__Directions__: Pull out every line from the listing that has the word "ahamiyatini".

Saved entries
..............................

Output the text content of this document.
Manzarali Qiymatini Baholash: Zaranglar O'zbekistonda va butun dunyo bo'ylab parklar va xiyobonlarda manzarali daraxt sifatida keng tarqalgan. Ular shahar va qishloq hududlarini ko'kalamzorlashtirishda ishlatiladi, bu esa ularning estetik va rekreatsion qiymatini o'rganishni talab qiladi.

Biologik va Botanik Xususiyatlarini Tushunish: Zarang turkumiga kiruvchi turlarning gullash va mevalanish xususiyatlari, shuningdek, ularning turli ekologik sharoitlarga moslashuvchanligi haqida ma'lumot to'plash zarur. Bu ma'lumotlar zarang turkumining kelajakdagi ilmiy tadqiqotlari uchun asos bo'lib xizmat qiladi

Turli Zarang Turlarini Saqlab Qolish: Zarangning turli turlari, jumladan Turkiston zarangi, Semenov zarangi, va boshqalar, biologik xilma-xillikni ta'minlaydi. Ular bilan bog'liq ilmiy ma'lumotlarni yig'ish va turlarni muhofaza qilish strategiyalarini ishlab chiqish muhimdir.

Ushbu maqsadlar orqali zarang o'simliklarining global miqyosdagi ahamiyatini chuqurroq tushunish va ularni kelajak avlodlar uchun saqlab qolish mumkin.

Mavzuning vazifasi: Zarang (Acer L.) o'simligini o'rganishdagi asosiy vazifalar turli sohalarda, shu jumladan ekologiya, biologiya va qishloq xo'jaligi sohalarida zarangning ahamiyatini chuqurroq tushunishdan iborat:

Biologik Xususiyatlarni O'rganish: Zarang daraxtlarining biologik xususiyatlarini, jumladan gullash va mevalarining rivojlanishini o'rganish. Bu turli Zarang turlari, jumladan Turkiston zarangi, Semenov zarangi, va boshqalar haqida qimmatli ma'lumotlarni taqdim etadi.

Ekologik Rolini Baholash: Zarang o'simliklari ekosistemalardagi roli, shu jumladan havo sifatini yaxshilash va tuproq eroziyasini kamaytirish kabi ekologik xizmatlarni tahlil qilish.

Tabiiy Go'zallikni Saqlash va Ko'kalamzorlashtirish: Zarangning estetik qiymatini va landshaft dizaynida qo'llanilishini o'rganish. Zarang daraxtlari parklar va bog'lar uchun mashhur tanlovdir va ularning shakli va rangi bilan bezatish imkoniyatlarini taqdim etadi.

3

..............................

__Solution__:
Ushbu maqsadlar orqali zarang o'simliklarining global miqyosdagi ahamiyatini chuqurroq tushunish va ularni kelajak avlodlar uchun saqlab qolish mumkin.
Mavzuning vazifasi: Zarang (Acer L.) o'simligini o'rganishdagi asosiy vazifalar turli sohalarda, shu jumladan ekologiya, biologiya va qishloq xo'jaligi sohalarida zarangning ahamiyatini chuqurroq tushunishdan iborat:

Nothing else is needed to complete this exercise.